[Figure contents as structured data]
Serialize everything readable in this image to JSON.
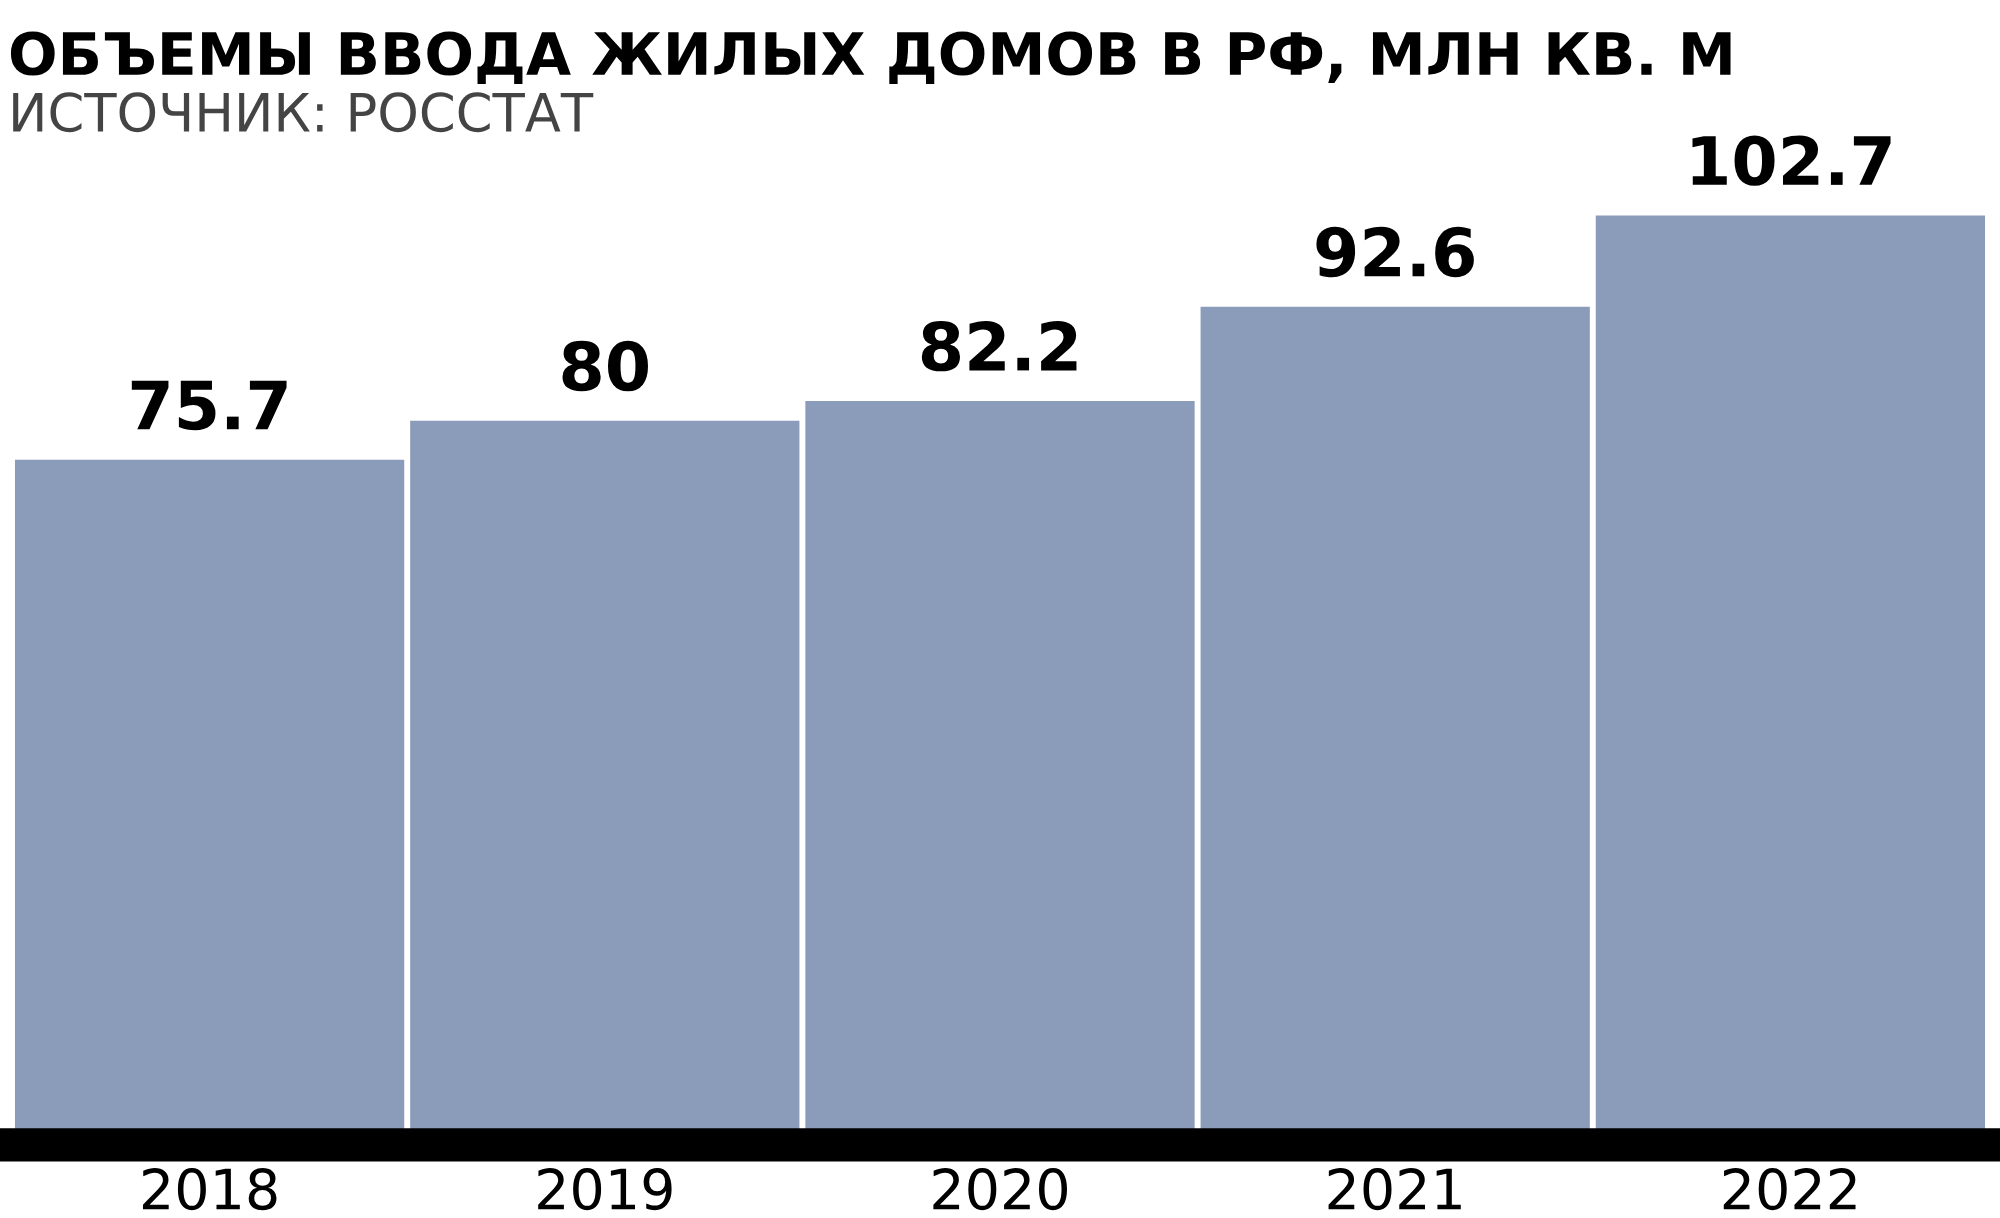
{
  "chart_data": {
    "type": "bar",
    "title": "ОБЪЕМЫ ВВОДА ЖИЛЫХ ДОМОВ В РФ, МЛН КВ. М",
    "annotations": [
      "ИСТОЧНИК: РОССТАТ"
    ],
    "categories": [
      "2018",
      "2019",
      "2020",
      "2021",
      "2022"
    ],
    "values": [
      75.7,
      80,
      82.2,
      92.6,
      102.7
    ],
    "color": "#8b9bba",
    "data_labels": true,
    "grid": false,
    "legend": false,
    "tick_labels": "x"
  }
}
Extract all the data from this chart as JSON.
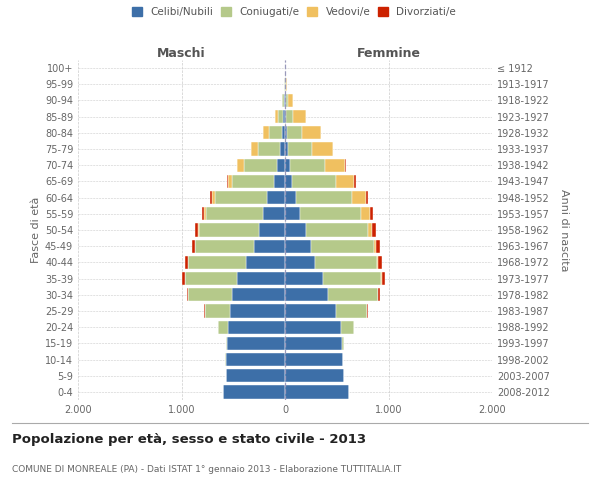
{
  "age_groups": [
    "0-4",
    "5-9",
    "10-14",
    "15-19",
    "20-24",
    "25-29",
    "30-34",
    "35-39",
    "40-44",
    "45-49",
    "50-54",
    "55-59",
    "60-64",
    "65-69",
    "70-74",
    "75-79",
    "80-84",
    "85-89",
    "90-94",
    "95-99",
    "100+"
  ],
  "birth_years": [
    "2008-2012",
    "2003-2007",
    "1998-2002",
    "1993-1997",
    "1988-1992",
    "1983-1987",
    "1978-1982",
    "1973-1977",
    "1968-1972",
    "1963-1967",
    "1958-1962",
    "1953-1957",
    "1948-1952",
    "1943-1947",
    "1938-1942",
    "1933-1937",
    "1928-1932",
    "1923-1927",
    "1918-1922",
    "1913-1917",
    "≤ 1912"
  ],
  "maschi": {
    "celibe": [
      600,
      570,
      570,
      560,
      555,
      535,
      510,
      460,
      380,
      295,
      255,
      210,
      175,
      110,
      80,
      45,
      25,
      15,
      7,
      3,
      2
    ],
    "coniugato": [
      1,
      2,
      5,
      10,
      90,
      240,
      430,
      510,
      560,
      570,
      580,
      555,
      500,
      400,
      320,
      220,
      130,
      55,
      18,
      3,
      1
    ],
    "vedovo": [
      0,
      0,
      0,
      0,
      0,
      0,
      0,
      1,
      2,
      3,
      5,
      15,
      35,
      45,
      60,
      65,
      55,
      25,
      8,
      2,
      0
    ],
    "divorziato": [
      0,
      0,
      0,
      0,
      2,
      5,
      10,
      20,
      25,
      30,
      25,
      20,
      15,
      5,
      0,
      0,
      0,
      0,
      0,
      0,
      0
    ]
  },
  "femmine": {
    "nubile": [
      620,
      570,
      560,
      555,
      540,
      490,
      420,
      370,
      290,
      250,
      200,
      145,
      110,
      65,
      45,
      25,
      15,
      10,
      5,
      2,
      1
    ],
    "coniugata": [
      2,
      3,
      5,
      18,
      125,
      300,
      480,
      560,
      600,
      610,
      605,
      590,
      540,
      430,
      340,
      235,
      145,
      65,
      22,
      3,
      1
    ],
    "vedova": [
      0,
      0,
      0,
      0,
      0,
      1,
      2,
      5,
      10,
      20,
      40,
      85,
      135,
      175,
      195,
      205,
      185,
      130,
      55,
      12,
      2
    ],
    "divorziata": [
      0,
      0,
      0,
      0,
      3,
      8,
      15,
      30,
      35,
      40,
      35,
      30,
      20,
      15,
      5,
      0,
      0,
      0,
      0,
      0,
      0
    ]
  },
  "colors": {
    "celibe": "#3d6fa8",
    "coniugato": "#b5c98a",
    "vedovo": "#f0c060",
    "divorziato": "#cc2200"
  },
  "title": "Popolazione per età, sesso e stato civile - 2013",
  "subtitle": "COMUNE DI MONREALE (PA) - Dati ISTAT 1° gennaio 2013 - Elaborazione TUTTITALIA.IT",
  "label_maschi": "Maschi",
  "label_femmine": "Femmine",
  "ylabel_left": "Fasce di età",
  "ylabel_right": "Anni di nascita",
  "xlim": 2000,
  "legend": [
    "Celibi/Nubili",
    "Coniugati/e",
    "Vedovi/e",
    "Divorziati/e"
  ],
  "bg_color": "#ffffff",
  "grid_color": "#cccccc"
}
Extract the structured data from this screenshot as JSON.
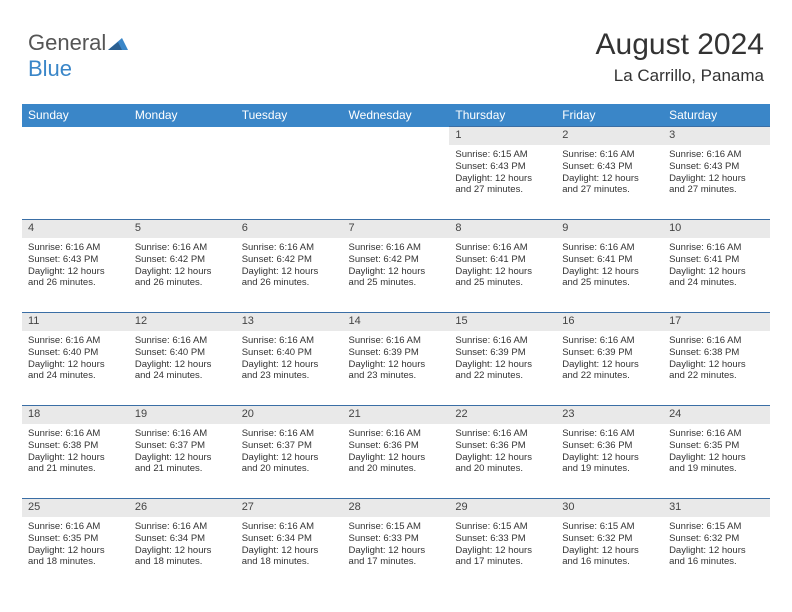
{
  "brand": {
    "name1": "General",
    "name2": "Blue"
  },
  "title": "August 2024",
  "location": "La Carrillo, Panama",
  "colors": {
    "header_bg": "#3a86c8",
    "daynum_bg": "#e9e9e9",
    "row_border": "#3a6ea5"
  },
  "dayNames": [
    "Sunday",
    "Monday",
    "Tuesday",
    "Wednesday",
    "Thursday",
    "Friday",
    "Saturday"
  ],
  "weeks": [
    [
      null,
      null,
      null,
      null,
      {
        "n": "1",
        "sr": "6:15 AM",
        "ss": "6:43 PM",
        "dl": "12 hours and 27 minutes."
      },
      {
        "n": "2",
        "sr": "6:16 AM",
        "ss": "6:43 PM",
        "dl": "12 hours and 27 minutes."
      },
      {
        "n": "3",
        "sr": "6:16 AM",
        "ss": "6:43 PM",
        "dl": "12 hours and 27 minutes."
      }
    ],
    [
      {
        "n": "4",
        "sr": "6:16 AM",
        "ss": "6:43 PM",
        "dl": "12 hours and 26 minutes."
      },
      {
        "n": "5",
        "sr": "6:16 AM",
        "ss": "6:42 PM",
        "dl": "12 hours and 26 minutes."
      },
      {
        "n": "6",
        "sr": "6:16 AM",
        "ss": "6:42 PM",
        "dl": "12 hours and 26 minutes."
      },
      {
        "n": "7",
        "sr": "6:16 AM",
        "ss": "6:42 PM",
        "dl": "12 hours and 25 minutes."
      },
      {
        "n": "8",
        "sr": "6:16 AM",
        "ss": "6:41 PM",
        "dl": "12 hours and 25 minutes."
      },
      {
        "n": "9",
        "sr": "6:16 AM",
        "ss": "6:41 PM",
        "dl": "12 hours and 25 minutes."
      },
      {
        "n": "10",
        "sr": "6:16 AM",
        "ss": "6:41 PM",
        "dl": "12 hours and 24 minutes."
      }
    ],
    [
      {
        "n": "11",
        "sr": "6:16 AM",
        "ss": "6:40 PM",
        "dl": "12 hours and 24 minutes."
      },
      {
        "n": "12",
        "sr": "6:16 AM",
        "ss": "6:40 PM",
        "dl": "12 hours and 24 minutes."
      },
      {
        "n": "13",
        "sr": "6:16 AM",
        "ss": "6:40 PM",
        "dl": "12 hours and 23 minutes."
      },
      {
        "n": "14",
        "sr": "6:16 AM",
        "ss": "6:39 PM",
        "dl": "12 hours and 23 minutes."
      },
      {
        "n": "15",
        "sr": "6:16 AM",
        "ss": "6:39 PM",
        "dl": "12 hours and 22 minutes."
      },
      {
        "n": "16",
        "sr": "6:16 AM",
        "ss": "6:39 PM",
        "dl": "12 hours and 22 minutes."
      },
      {
        "n": "17",
        "sr": "6:16 AM",
        "ss": "6:38 PM",
        "dl": "12 hours and 22 minutes."
      }
    ],
    [
      {
        "n": "18",
        "sr": "6:16 AM",
        "ss": "6:38 PM",
        "dl": "12 hours and 21 minutes."
      },
      {
        "n": "19",
        "sr": "6:16 AM",
        "ss": "6:37 PM",
        "dl": "12 hours and 21 minutes."
      },
      {
        "n": "20",
        "sr": "6:16 AM",
        "ss": "6:37 PM",
        "dl": "12 hours and 20 minutes."
      },
      {
        "n": "21",
        "sr": "6:16 AM",
        "ss": "6:36 PM",
        "dl": "12 hours and 20 minutes."
      },
      {
        "n": "22",
        "sr": "6:16 AM",
        "ss": "6:36 PM",
        "dl": "12 hours and 20 minutes."
      },
      {
        "n": "23",
        "sr": "6:16 AM",
        "ss": "6:36 PM",
        "dl": "12 hours and 19 minutes."
      },
      {
        "n": "24",
        "sr": "6:16 AM",
        "ss": "6:35 PM",
        "dl": "12 hours and 19 minutes."
      }
    ],
    [
      {
        "n": "25",
        "sr": "6:16 AM",
        "ss": "6:35 PM",
        "dl": "12 hours and 18 minutes."
      },
      {
        "n": "26",
        "sr": "6:16 AM",
        "ss": "6:34 PM",
        "dl": "12 hours and 18 minutes."
      },
      {
        "n": "27",
        "sr": "6:16 AM",
        "ss": "6:34 PM",
        "dl": "12 hours and 18 minutes."
      },
      {
        "n": "28",
        "sr": "6:15 AM",
        "ss": "6:33 PM",
        "dl": "12 hours and 17 minutes."
      },
      {
        "n": "29",
        "sr": "6:15 AM",
        "ss": "6:33 PM",
        "dl": "12 hours and 17 minutes."
      },
      {
        "n": "30",
        "sr": "6:15 AM",
        "ss": "6:32 PM",
        "dl": "12 hours and 16 minutes."
      },
      {
        "n": "31",
        "sr": "6:15 AM",
        "ss": "6:32 PM",
        "dl": "12 hours and 16 minutes."
      }
    ]
  ],
  "labels": {
    "sunrise": "Sunrise:",
    "sunset": "Sunset:",
    "daylight": "Daylight:"
  }
}
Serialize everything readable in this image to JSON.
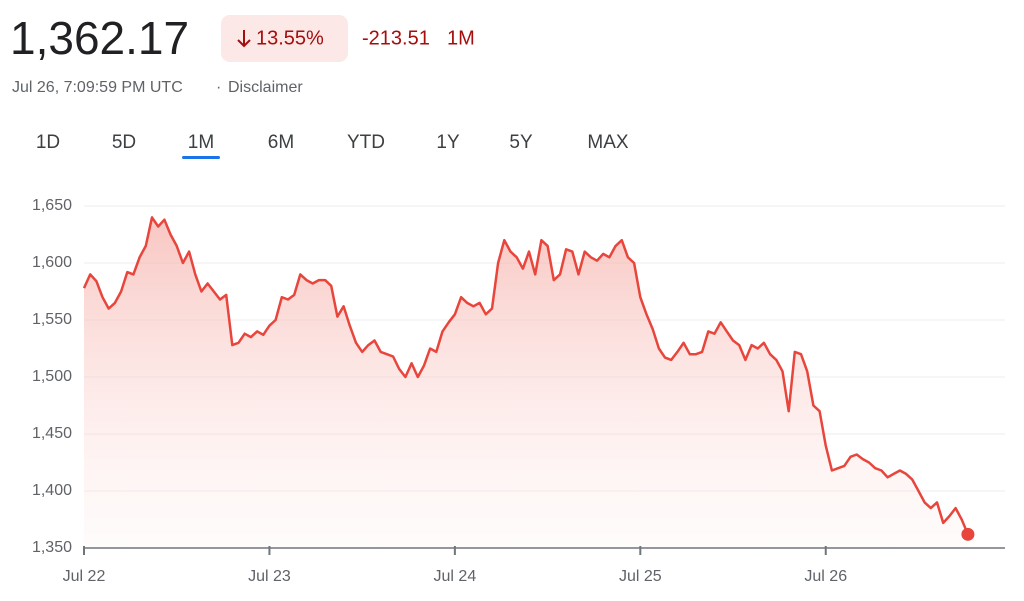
{
  "header": {
    "price": "1,362.17",
    "change_percent": "13.55%",
    "change": "-213.51",
    "period": "1M",
    "timestamp": "Jul 26, 7:09:59 PM UTC",
    "separator": "·",
    "disclaimer": "Disclaimer"
  },
  "tabs": {
    "items": [
      "1D",
      "5D",
      "1M",
      "6M",
      "YTD",
      "1Y",
      "5Y",
      "MAX"
    ],
    "active": 2
  },
  "chart_data": {
    "type": "line",
    "series": [
      {
        "color": "#e8453c",
        "values": [
          1578,
          1590,
          1584,
          1570,
          1560,
          1565,
          1575,
          1592,
          1590,
          1605,
          1615,
          1640,
          1632,
          1638,
          1625,
          1615,
          1600,
          1610,
          1590,
          1575,
          1582,
          1575,
          1568,
          1572,
          1528,
          1530,
          1538,
          1535,
          1540,
          1537,
          1545,
          1550,
          1570,
          1568,
          1572,
          1590,
          1585,
          1582,
          1585,
          1585,
          1580,
          1553,
          1562,
          1545,
          1530,
          1522,
          1528,
          1532,
          1522,
          1520,
          1518,
          1507,
          1500,
          1512,
          1500,
          1510,
          1525,
          1522,
          1540,
          1548,
          1555,
          1570,
          1565,
          1562,
          1565,
          1555,
          1560,
          1600,
          1620,
          1610,
          1605,
          1595,
          1610,
          1590,
          1620,
          1615,
          1585,
          1590,
          1612,
          1610,
          1590,
          1610,
          1605,
          1602,
          1608,
          1605,
          1615,
          1620,
          1605,
          1600,
          1570,
          1555,
          1542,
          1525,
          1517,
          1515,
          1522,
          1530,
          1520,
          1520,
          1522,
          1540,
          1538,
          1548,
          1540,
          1532,
          1528,
          1515,
          1528,
          1525,
          1530,
          1520,
          1515,
          1505,
          1470,
          1522,
          1520,
          1505,
          1475,
          1470,
          1440,
          1418,
          1420,
          1422,
          1430,
          1432,
          1428,
          1425,
          1420,
          1418,
          1412,
          1415,
          1418,
          1415,
          1410,
          1400,
          1390,
          1385,
          1390,
          1372,
          1378,
          1385,
          1375,
          1362
        ]
      }
    ],
    "xlim": [
      0,
      149
    ],
    "xticks": [
      {
        "value": 0,
        "label": "Jul 22"
      },
      {
        "value": 30,
        "label": "Jul 23"
      },
      {
        "value": 60,
        "label": "Jul 24"
      },
      {
        "value": 90,
        "label": "Jul 25"
      },
      {
        "value": 120,
        "label": "Jul 26"
      }
    ],
    "ylim": [
      1350,
      1650
    ],
    "yticks": [
      {
        "value": 1350,
        "label": "1,350"
      },
      {
        "value": 1400,
        "label": "1,400"
      },
      {
        "value": 1450,
        "label": "1,450"
      },
      {
        "value": 1500,
        "label": "1,500"
      },
      {
        "value": 1550,
        "label": "1,550"
      },
      {
        "value": 1600,
        "label": "1,600"
      },
      {
        "value": 1650,
        "label": "1,650"
      }
    ],
    "grid": true
  }
}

**STATED EXERCISE:** Report how many lines of the records above contain the word "Extract", giving only the number.

**CORRECT OUTPUT:** 2